THE REQUEST: Repeat every record below exactly, but leave out any pictures.

[Dataset records on visual material]
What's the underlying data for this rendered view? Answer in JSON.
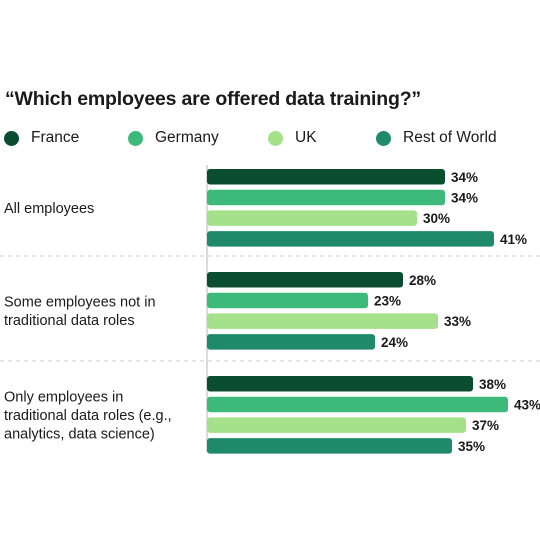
{
  "chart_data": {
    "type": "bar",
    "orientation": "horizontal",
    "title": "“Which employees are offered data training?”",
    "categories": [
      [
        "All employees"
      ],
      [
        "Some employees not in",
        "traditional data roles"
      ],
      [
        "Only employees in",
        "traditional data roles (e.g.,",
        "analytics, data science)"
      ]
    ],
    "series": [
      {
        "name": "France",
        "color": "#0b4d2f",
        "values": [
          34,
          28,
          38
        ],
        "labels": [
          "34%",
          "28%",
          "38%"
        ]
      },
      {
        "name": "Germany",
        "color": "#3dba7a",
        "values": [
          34,
          23,
          43
        ],
        "labels": [
          "34%",
          "23%",
          "43%"
        ]
      },
      {
        "name": "UK",
        "color": "#a5e08a",
        "values": [
          30,
          33,
          37
        ],
        "labels": [
          "30%",
          "33%",
          "37%"
        ]
      },
      {
        "name": "Rest of World",
        "color": "#1e8a6a",
        "values": [
          41,
          24,
          35
        ],
        "labels": [
          "41%",
          "24%",
          "35%"
        ]
      }
    ],
    "value_suffix": "%",
    "legend_position": "top",
    "grid": false
  }
}
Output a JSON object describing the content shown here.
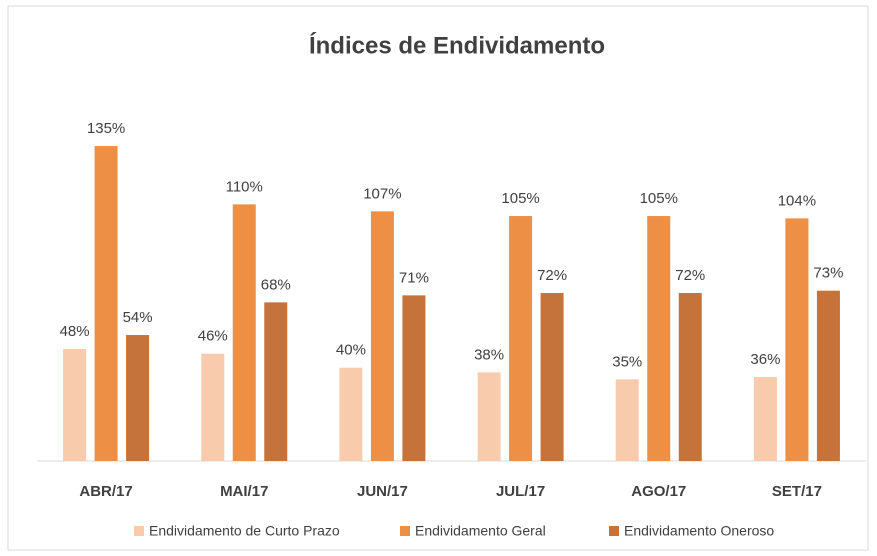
{
  "chart_data": {
    "type": "bar",
    "title": "Índices de Endividamento",
    "categories": [
      "ABR/17",
      "MAI/17",
      "JUN/17",
      "JUL/17",
      "AGO/17",
      "SET/17"
    ],
    "series": [
      {
        "name": "Endividamento de Curto Prazo",
        "color": "#f8cbad",
        "values": [
          48,
          46,
          40,
          38,
          35,
          36
        ],
        "value_labels": [
          "48%",
          "46%",
          "40%",
          "38%",
          "35%",
          "36%"
        ]
      },
      {
        "name": "Endividamento Geral",
        "color": "#ed8f45",
        "values": [
          135,
          110,
          107,
          105,
          105,
          104
        ],
        "value_labels": [
          "135%",
          "110%",
          "107%",
          "105%",
          "105%",
          "104%"
        ]
      },
      {
        "name": "Endividamento Oneroso",
        "color": "#c5733a",
        "values": [
          54,
          68,
          71,
          72,
          72,
          73
        ],
        "value_labels": [
          "54%",
          "68%",
          "71%",
          "72%",
          "72%",
          "73%"
        ]
      }
    ],
    "legend": "bottom"
  }
}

THE OUTPUT:
What's the underlying data for this rendered view? Answer in JSON.
{
  "chart_data": {
    "type": "bar",
    "orientation": "horizontal",
    "title": "“Which employees are offered data training?”",
    "categories": [
      [
        "All employees"
      ],
      [
        "Some employees not in",
        "traditional data roles"
      ],
      [
        "Only employees in",
        "traditional data roles (e.g.,",
        "analytics, data science)"
      ]
    ],
    "series": [
      {
        "name": "France",
        "color": "#0b4d2f",
        "values": [
          34,
          28,
          38
        ],
        "labels": [
          "34%",
          "28%",
          "38%"
        ]
      },
      {
        "name": "Germany",
        "color": "#3dba7a",
        "values": [
          34,
          23,
          43
        ],
        "labels": [
          "34%",
          "23%",
          "43%"
        ]
      },
      {
        "name": "UK",
        "color": "#a5e08a",
        "values": [
          30,
          33,
          37
        ],
        "labels": [
          "30%",
          "33%",
          "37%"
        ]
      },
      {
        "name": "Rest of World",
        "color": "#1e8a6a",
        "values": [
          41,
          24,
          35
        ],
        "labels": [
          "41%",
          "24%",
          "35%"
        ]
      }
    ],
    "value_suffix": "%",
    "legend_position": "top",
    "grid": false
  }
}
Output a JSON object describing the content shown here.
{
  "chart_data": {
    "type": "bar",
    "title": "Índices de Endividamento",
    "categories": [
      "ABR/17",
      "MAI/17",
      "JUN/17",
      "JUL/17",
      "AGO/17",
      "SET/17"
    ],
    "series": [
      {
        "name": "Endividamento de Curto Prazo",
        "color": "#f8cbad",
        "values": [
          48,
          46,
          40,
          38,
          35,
          36
        ],
        "value_labels": [
          "48%",
          "46%",
          "40%",
          "38%",
          "35%",
          "36%"
        ]
      },
      {
        "name": "Endividamento Geral",
        "color": "#ed8f45",
        "values": [
          135,
          110,
          107,
          105,
          105,
          104
        ],
        "value_labels": [
          "135%",
          "110%",
          "107%",
          "105%",
          "105%",
          "104%"
        ]
      },
      {
        "name": "Endividamento Oneroso",
        "color": "#c5733a",
        "values": [
          54,
          68,
          71,
          72,
          72,
          73
        ],
        "value_labels": [
          "54%",
          "68%",
          "71%",
          "72%",
          "72%",
          "73%"
        ]
      }
    ],
    "legend": "bottom"
  }
}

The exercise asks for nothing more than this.